## What to do
Transcribe the records below exactly.

Some records
+++

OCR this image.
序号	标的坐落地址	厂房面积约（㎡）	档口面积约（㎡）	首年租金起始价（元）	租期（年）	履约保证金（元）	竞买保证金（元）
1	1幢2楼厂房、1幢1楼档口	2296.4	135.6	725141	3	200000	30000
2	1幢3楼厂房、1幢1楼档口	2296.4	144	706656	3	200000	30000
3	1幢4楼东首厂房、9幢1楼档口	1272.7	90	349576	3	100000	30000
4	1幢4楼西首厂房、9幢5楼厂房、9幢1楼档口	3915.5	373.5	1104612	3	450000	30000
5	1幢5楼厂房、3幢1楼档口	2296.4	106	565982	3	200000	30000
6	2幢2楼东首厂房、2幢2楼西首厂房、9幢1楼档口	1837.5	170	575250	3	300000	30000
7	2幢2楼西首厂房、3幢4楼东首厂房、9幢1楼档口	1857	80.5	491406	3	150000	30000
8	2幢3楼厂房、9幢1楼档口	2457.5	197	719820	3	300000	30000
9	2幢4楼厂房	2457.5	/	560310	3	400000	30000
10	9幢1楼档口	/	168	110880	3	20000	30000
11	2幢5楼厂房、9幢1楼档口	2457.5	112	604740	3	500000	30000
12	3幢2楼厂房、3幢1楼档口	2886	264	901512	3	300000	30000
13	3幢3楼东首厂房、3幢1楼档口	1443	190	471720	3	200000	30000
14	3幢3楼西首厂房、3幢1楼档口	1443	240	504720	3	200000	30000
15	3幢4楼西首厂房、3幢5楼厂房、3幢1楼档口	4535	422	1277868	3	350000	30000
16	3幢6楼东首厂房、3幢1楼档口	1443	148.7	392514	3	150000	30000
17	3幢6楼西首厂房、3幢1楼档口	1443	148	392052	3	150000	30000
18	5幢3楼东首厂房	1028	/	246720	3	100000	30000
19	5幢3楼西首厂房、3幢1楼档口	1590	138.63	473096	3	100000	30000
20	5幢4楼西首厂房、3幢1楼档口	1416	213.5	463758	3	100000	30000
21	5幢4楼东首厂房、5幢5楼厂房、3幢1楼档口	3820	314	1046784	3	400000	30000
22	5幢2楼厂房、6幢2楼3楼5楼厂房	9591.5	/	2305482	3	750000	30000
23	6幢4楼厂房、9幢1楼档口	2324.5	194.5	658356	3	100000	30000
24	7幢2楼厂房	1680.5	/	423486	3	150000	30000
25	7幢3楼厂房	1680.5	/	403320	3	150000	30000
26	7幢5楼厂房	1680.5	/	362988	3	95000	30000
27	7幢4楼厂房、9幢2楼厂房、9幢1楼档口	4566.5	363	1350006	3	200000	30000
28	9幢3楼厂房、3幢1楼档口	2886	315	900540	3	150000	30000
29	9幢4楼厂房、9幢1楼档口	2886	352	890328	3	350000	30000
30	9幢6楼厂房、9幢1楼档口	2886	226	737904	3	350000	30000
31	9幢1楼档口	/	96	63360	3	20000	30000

+++

## Answer to this task
OCR this image.
序号	标的坐落地址	厂房面积约（㎡）	档口面积约（㎡）	首年租金起始价（元）	租期（年）	履约保证金（元）	竞买保证金（元）
1	1幢2楼厂房、1幢1楼档口	2296.4	135.6	725141	3	200000	30000
2	1幢3楼厂房、1幢1楼档口	2296.4	144	706656	3	200000	30000
3	1幢4楼东首厂房、9幢1楼档口	1272.7	90	349576	3	100000	30000
4	1幢4楼西首厂房、9幢5楼厂房、9幢1楼档口	3915.5	373.5	1104612	3	450000	30000
5	1幢5楼厂房、3幢1楼档口	2296.4	106	565982	3	200000	30000
6	2幢2楼东首厂房、2幢2楼西首厂房、9幢1楼档口	1837.5	170	575250	3	300000	30000
7	2幢2楼西首厂房、3幢4楼东首厂房、9幢1楼档口	1857	80.5	491406	3	150000	30000
8	2幢3楼厂房、9幢1楼档口	2457.5	197	719820	3	300000	30000
9	2幢4楼厂房	2457.5	/	560310	3	400000	30000
10	9幢1楼档口	/	168	110880	3	20000	30000
11	2幢5楼厂房、9幢1楼档口	2457.5	112	604740	3	500000	30000
12	3幢2楼厂房、3幢1楼档口	2886	264	901512	3	300000	30000
13	3幢3楼东首厂房、3幢1楼档口	1443	190	471720	3	200000	30000
14	3幢3楼西首厂房、3幢1楼档口	1443	240	504720	3	200000	30000
15	3幢4楼西首厂房、3幢5楼厂房、3幢1楼档口	4535	422	1277868	3	350000	30000
16	3幢6楼东首厂房、3幢1楼档口	1443	148.7	392514	3	150000	30000
17	3幢6楼西首厂房、3幢1楼档口	1443	148	392052	3	150000	30000
18	5幢3楼东首厂房	1028	/	246720	3	100000	30000
19	5幢3楼西首厂房、3幢1楼档口	1590	138.63	473096	3	100000	30000
20	5幢4楼西首厂房、3幢1楼档口	1416	213.5	463758	3	100000	30000
21	5幢4楼东首厂房、5幢5楼厂房、3幢1楼档口	3820	314	1046784	3	400000	30000
22	5幢2楼厂房、6幢2楼3楼5楼厂房	9591.5	/	2305482	3	750000	30000
23	6幢4楼厂房、9幢1楼档口	2324.5	194.5	658356	3	100000	30000
24	7幢2楼厂房	1680.5	/	423486	3	150000	30000
25	7幢3楼厂房	1680.5	/	403320	3	150000	30000
26	7幢5楼厂房	1680.5	/	362988	3	95000	30000
27	7幢4楼厂房、9幢2楼厂房、9幢1楼档口	4566.5	363	1350006	3	200000	30000
28	9幢3楼厂房、3幢1楼档口	2886	315	900540	3	150000	30000
29	9幢4楼厂房、9幢1楼档口	2886	352	890328	3	350000	30000
30	9幢6楼厂房、9幢1楼档口	2886	226	737904	3	350000	30000
31	9幢1楼档口	/	96	63360	3	20000	30000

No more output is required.